_DATA SUPPLIED_.
** start **
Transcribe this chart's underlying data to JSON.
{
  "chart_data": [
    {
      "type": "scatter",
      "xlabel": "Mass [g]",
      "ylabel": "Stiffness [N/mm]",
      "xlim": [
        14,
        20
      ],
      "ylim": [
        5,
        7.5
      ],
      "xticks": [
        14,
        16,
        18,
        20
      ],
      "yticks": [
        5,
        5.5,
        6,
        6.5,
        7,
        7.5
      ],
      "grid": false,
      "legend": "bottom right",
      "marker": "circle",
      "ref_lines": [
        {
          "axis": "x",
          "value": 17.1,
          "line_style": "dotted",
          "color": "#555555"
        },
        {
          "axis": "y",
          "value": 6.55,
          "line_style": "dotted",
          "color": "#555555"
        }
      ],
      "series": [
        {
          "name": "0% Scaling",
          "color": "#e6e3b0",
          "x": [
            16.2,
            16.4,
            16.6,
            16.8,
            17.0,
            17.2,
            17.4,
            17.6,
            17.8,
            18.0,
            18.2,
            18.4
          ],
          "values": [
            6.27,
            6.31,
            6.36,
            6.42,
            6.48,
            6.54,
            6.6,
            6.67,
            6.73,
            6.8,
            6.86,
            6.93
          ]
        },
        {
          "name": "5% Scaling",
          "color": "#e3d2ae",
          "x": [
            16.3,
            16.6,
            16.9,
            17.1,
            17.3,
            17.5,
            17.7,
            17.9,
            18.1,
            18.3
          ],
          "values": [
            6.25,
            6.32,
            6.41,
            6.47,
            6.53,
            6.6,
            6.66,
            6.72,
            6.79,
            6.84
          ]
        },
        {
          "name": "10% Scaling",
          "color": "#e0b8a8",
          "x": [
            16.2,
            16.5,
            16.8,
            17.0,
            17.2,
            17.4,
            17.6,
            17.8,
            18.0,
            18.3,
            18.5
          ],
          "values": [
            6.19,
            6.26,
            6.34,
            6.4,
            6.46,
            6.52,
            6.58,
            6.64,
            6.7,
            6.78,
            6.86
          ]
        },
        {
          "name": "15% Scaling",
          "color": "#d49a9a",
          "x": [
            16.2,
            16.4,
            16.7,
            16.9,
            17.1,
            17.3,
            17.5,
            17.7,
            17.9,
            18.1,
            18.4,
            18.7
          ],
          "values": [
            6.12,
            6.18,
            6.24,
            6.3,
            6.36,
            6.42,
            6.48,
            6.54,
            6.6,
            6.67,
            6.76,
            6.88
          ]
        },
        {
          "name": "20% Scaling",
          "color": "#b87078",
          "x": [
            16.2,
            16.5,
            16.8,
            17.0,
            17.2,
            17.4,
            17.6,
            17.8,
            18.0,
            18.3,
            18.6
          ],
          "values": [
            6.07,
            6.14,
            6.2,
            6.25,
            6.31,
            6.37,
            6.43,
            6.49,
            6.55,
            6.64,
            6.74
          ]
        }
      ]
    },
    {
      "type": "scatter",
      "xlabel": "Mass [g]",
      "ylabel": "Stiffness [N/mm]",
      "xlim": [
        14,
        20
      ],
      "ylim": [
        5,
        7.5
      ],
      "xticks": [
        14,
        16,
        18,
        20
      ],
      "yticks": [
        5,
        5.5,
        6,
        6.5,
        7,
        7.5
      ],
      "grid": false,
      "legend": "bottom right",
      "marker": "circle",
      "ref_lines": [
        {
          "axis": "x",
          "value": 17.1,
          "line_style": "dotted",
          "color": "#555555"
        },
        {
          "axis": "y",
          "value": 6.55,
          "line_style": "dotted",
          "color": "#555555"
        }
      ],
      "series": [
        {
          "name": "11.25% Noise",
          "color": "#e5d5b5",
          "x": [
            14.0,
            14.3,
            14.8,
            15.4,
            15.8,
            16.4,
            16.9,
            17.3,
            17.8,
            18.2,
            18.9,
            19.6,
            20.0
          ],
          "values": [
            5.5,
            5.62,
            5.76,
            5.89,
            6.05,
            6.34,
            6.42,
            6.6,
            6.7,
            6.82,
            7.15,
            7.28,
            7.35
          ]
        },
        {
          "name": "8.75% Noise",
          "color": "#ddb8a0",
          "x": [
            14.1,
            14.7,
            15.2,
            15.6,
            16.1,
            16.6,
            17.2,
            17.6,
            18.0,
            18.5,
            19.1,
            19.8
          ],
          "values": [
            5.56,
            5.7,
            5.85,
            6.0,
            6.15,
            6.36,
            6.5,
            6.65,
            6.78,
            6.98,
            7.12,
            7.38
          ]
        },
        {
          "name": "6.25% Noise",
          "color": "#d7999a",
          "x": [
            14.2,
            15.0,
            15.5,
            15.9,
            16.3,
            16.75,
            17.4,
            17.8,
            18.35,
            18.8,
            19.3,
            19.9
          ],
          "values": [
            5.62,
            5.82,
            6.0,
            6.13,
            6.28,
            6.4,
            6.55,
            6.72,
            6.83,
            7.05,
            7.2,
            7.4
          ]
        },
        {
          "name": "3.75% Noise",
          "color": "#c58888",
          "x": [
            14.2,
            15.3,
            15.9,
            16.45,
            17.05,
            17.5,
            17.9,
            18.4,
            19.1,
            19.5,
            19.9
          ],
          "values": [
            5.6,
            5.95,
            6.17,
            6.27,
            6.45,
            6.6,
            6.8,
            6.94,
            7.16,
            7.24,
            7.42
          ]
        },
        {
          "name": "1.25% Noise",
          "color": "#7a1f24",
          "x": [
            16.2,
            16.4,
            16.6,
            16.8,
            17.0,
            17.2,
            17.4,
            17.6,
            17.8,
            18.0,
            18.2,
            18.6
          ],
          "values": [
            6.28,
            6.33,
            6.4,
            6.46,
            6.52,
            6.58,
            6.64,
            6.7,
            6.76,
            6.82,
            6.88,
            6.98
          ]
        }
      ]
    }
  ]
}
** end **
_REQUIREMENT_. Retype the material in full, character for character.

_RESULT BELOW_.
Transcribe this chart's underlying data to JSON.
{
  "chart_data": [
    {
      "type": "scatter",
      "xlabel": "Mass [g]",
      "ylabel": "Stiffness [N/mm]",
      "xlim": [
        14,
        20
      ],
      "ylim": [
        5,
        7.5
      ],
      "xticks": [
        14,
        16,
        18,
        20
      ],
      "yticks": [
        5,
        5.5,
        6,
        6.5,
        7,
        7.5
      ],
      "grid": false,
      "legend": "bottom right",
      "marker": "circle",
      "ref_lines": [
        {
          "axis": "x",
          "value": 17.1,
          "line_style": "dotted",
          "color": "#555555"
        },
        {
          "axis": "y",
          "value": 6.55,
          "line_style": "dotted",
          "color": "#555555"
        }
      ],
      "series": [
        {
          "name": "0% Scaling",
          "color": "#e6e3b0",
          "x": [
            16.2,
            16.4,
            16.6,
            16.8,
            17.0,
            17.2,
            17.4,
            17.6,
            17.8,
            18.0,
            18.2,
            18.4
          ],
          "values": [
            6.27,
            6.31,
            6.36,
            6.42,
            6.48,
            6.54,
            6.6,
            6.67,
            6.73,
            6.8,
            6.86,
            6.93
          ]
        },
        {
          "name": "5% Scaling",
          "color": "#e3d2ae",
          "x": [
            16.3,
            16.6,
            16.9,
            17.1,
            17.3,
            17.5,
            17.7,
            17.9,
            18.1,
            18.3
          ],
          "values": [
            6.25,
            6.32,
            6.41,
            6.47,
            6.53,
            6.6,
            6.66,
            6.72,
            6.79,
            6.84
          ]
        },
        {
          "name": "10% Scaling",
          "color": "#e0b8a8",
          "x": [
            16.2,
            16.5,
            16.8,
            17.0,
            17.2,
            17.4,
            17.6,
            17.8,
            18.0,
            18.3,
            18.5
          ],
          "values": [
            6.19,
            6.26,
            6.34,
            6.4,
            6.46,
            6.52,
            6.58,
            6.64,
            6.7,
            6.78,
            6.86
          ]
        },
        {
          "name": "15% Scaling",
          "color": "#d49a9a",
          "x": [
            16.2,
            16.4,
            16.7,
            16.9,
            17.1,
            17.3,
            17.5,
            17.7,
            17.9,
            18.1,
            18.4,
            18.7
          ],
          "values": [
            6.12,
            6.18,
            6.24,
            6.3,
            6.36,
            6.42,
            6.48,
            6.54,
            6.6,
            6.67,
            6.76,
            6.88
          ]
        },
        {
          "name": "20% Scaling",
          "color": "#b87078",
          "x": [
            16.2,
            16.5,
            16.8,
            17.0,
            17.2,
            17.4,
            17.6,
            17.8,
            18.0,
            18.3,
            18.6
          ],
          "values": [
            6.07,
            6.14,
            6.2,
            6.25,
            6.31,
            6.37,
            6.43,
            6.49,
            6.55,
            6.64,
            6.74
          ]
        }
      ]
    },
    {
      "type": "scatter",
      "xlabel": "Mass [g]",
      "ylabel": "Stiffness [N/mm]",
      "xlim": [
        14,
        20
      ],
      "ylim": [
        5,
        7.5
      ],
      "xticks": [
        14,
        16,
        18,
        20
      ],
      "yticks": [
        5,
        5.5,
        6,
        6.5,
        7,
        7.5
      ],
      "grid": false,
      "legend": "bottom right",
      "marker": "circle",
      "ref_lines": [
        {
          "axis": "x",
          "value": 17.1,
          "line_style": "dotted",
          "color": "#555555"
        },
        {
          "axis": "y",
          "value": 6.55,
          "line_style": "dotted",
          "color": "#555555"
        }
      ],
      "series": [
        {
          "name": "11.25% Noise",
          "color": "#e5d5b5",
          "x": [
            14.0,
            14.3,
            14.8,
            15.4,
            15.8,
            16.4,
            16.9,
            17.3,
            17.8,
            18.2,
            18.9,
            19.6,
            20.0
          ],
          "values": [
            5.5,
            5.62,
            5.76,
            5.89,
            6.05,
            6.34,
            6.42,
            6.6,
            6.7,
            6.82,
            7.15,
            7.28,
            7.35
          ]
        },
        {
          "name": "8.75% Noise",
          "color": "#ddb8a0",
          "x": [
            14.1,
            14.7,
            15.2,
            15.6,
            16.1,
            16.6,
            17.2,
            17.6,
            18.0,
            18.5,
            19.1,
            19.8
          ],
          "values": [
            5.56,
            5.7,
            5.85,
            6.0,
            6.15,
            6.36,
            6.5,
            6.65,
            6.78,
            6.98,
            7.12,
            7.38
          ]
        },
        {
          "name": "6.25% Noise",
          "color": "#d7999a",
          "x": [
            14.2,
            15.0,
            15.5,
            15.9,
            16.3,
            16.75,
            17.4,
            17.8,
            18.35,
            18.8,
            19.3,
            19.9
          ],
          "values": [
            5.62,
            5.82,
            6.0,
            6.13,
            6.28,
            6.4,
            6.55,
            6.72,
            6.83,
            7.05,
            7.2,
            7.4
          ]
        },
        {
          "name": "3.75% Noise",
          "color": "#c58888",
          "x": [
            14.2,
            15.3,
            15.9,
            16.45,
            17.05,
            17.5,
            17.9,
            18.4,
            19.1,
            19.5,
            19.9
          ],
          "values": [
            5.6,
            5.95,
            6.17,
            6.27,
            6.45,
            6.6,
            6.8,
            6.94,
            7.16,
            7.24,
            7.42
          ]
        },
        {
          "name": "1.25% Noise",
          "color": "#7a1f24",
          "x": [
            16.2,
            16.4,
            16.6,
            16.8,
            17.0,
            17.2,
            17.4,
            17.6,
            17.8,
            18.0,
            18.2,
            18.6
          ],
          "values": [
            6.28,
            6.33,
            6.4,
            6.46,
            6.52,
            6.58,
            6.64,
            6.7,
            6.76,
            6.82,
            6.88,
            6.98
          ]
        }
      ]
    }
  ]
}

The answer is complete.